__Page text__.
══════

- The Disney-Fox merger finally closed on Wednesday, and Disney now owns Fox’s stake in Hulu and its popular movie franchises, such as “Avatar” and “X-Men.”
- Post-merger, the Marvel Cinematic Universe will drastically change, Disney will launch its own streaming service, and the company now owns the majority of Hulu.
The $71 billion Disney-Fox deal officially closed on Wednesday, pushing Disney even further in its dominance of Hollywood and the entertainment industry. Disney now owns Fox’s film studio, many of its television assets, its stake in Hulu, and its popular film franchises, such as “Avatar,” “X-Men,” “Alien,” and “Deadpool.”
Disney is guaranteed to be the box-office champion for years to come. It was already on top with the Marvel Cinematic Universe (MCU), the “Star Wars” franchise, and Pixar animated movies. Now it has tightened its grip on audiences. On top of the merger, Disney is also jumping into the streaming war and will launch its own service by the year’s end to compete with Netflix.
To summarize, Disney is everywhere and impossible to escape. So what can consumers expect?
Disney already owns the biggest movie franchises in the world
The MCU is the highest-grossing movie franchise of all time. Since Disney bought Lucasfilm, three of its four “Star Wars” movies since 2015 have grossed more than $1 billion each. And Pixar’s “Incredibles 2” did the same last year. Now Disney owns “Avatar,” the highest-grossing movie of all time that director James Cameron is developing sequels to.

══════

__Document layout analysis data__.
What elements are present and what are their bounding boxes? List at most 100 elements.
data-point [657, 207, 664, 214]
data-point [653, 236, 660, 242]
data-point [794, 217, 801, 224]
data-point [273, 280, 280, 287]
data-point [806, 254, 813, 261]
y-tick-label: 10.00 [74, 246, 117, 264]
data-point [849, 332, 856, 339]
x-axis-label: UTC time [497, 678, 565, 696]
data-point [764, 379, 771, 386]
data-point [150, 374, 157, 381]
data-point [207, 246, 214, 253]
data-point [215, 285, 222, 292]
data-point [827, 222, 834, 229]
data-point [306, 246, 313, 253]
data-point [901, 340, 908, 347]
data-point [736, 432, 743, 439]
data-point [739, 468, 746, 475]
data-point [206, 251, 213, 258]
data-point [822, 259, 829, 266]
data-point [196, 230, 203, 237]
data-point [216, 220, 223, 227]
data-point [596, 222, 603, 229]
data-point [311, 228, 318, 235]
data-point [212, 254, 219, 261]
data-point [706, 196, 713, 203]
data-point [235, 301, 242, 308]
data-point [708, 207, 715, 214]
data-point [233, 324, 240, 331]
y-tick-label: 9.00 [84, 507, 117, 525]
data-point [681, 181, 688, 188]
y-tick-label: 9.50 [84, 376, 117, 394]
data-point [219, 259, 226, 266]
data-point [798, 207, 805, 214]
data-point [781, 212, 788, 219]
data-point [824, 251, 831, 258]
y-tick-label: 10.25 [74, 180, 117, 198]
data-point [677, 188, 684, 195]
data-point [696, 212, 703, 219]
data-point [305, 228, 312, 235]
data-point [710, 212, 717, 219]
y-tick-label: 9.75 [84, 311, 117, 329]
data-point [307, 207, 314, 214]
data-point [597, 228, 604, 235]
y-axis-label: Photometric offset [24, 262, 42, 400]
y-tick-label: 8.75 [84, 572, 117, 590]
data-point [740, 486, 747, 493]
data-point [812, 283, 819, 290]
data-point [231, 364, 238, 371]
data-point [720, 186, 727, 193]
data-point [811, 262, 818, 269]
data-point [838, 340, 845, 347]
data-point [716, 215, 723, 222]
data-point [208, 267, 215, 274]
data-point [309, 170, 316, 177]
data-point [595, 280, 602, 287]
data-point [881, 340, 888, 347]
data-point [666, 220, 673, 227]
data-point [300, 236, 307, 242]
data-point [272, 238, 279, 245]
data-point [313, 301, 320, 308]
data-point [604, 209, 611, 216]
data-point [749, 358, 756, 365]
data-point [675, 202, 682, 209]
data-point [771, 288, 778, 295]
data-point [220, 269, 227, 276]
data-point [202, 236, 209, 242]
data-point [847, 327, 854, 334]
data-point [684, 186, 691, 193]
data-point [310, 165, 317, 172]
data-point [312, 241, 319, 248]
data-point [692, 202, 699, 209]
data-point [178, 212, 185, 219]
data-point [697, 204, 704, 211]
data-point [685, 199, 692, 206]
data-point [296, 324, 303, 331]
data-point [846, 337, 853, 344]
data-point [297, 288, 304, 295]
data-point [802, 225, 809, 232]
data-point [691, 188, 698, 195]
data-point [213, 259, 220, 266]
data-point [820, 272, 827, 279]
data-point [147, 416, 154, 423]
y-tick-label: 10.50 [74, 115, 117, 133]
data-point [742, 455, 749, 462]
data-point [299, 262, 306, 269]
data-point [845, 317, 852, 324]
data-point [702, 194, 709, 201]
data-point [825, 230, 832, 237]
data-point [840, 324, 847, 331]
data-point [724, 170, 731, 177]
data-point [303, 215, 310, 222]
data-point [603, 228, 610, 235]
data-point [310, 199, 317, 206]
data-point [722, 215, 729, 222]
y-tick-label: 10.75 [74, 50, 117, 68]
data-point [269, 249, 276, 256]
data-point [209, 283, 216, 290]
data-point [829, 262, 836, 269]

══════

__Work to be completed__. Please transcribe the article on the Disney-Fox merger from "To summarize, Disney" to "developing sequels to.". None of this data is needed.

__Solution for this exercise__.
To summarize, Disney is everywhere and impossible to escape. So what can consumers expect?
Disney already owns the biggest movie franchises in the world
The MCU is the highest-grossing movie franchise of all time. Since Disney bought Lucasfilm, three of its four “Star Wars” movies since 2015 have grossed more than $1 billion each. And Pixar’s “Incredibles 2” did the same last year. Now Disney owns “Avatar,” the highest-grossing movie of all time that director James Cameron is developing sequels to.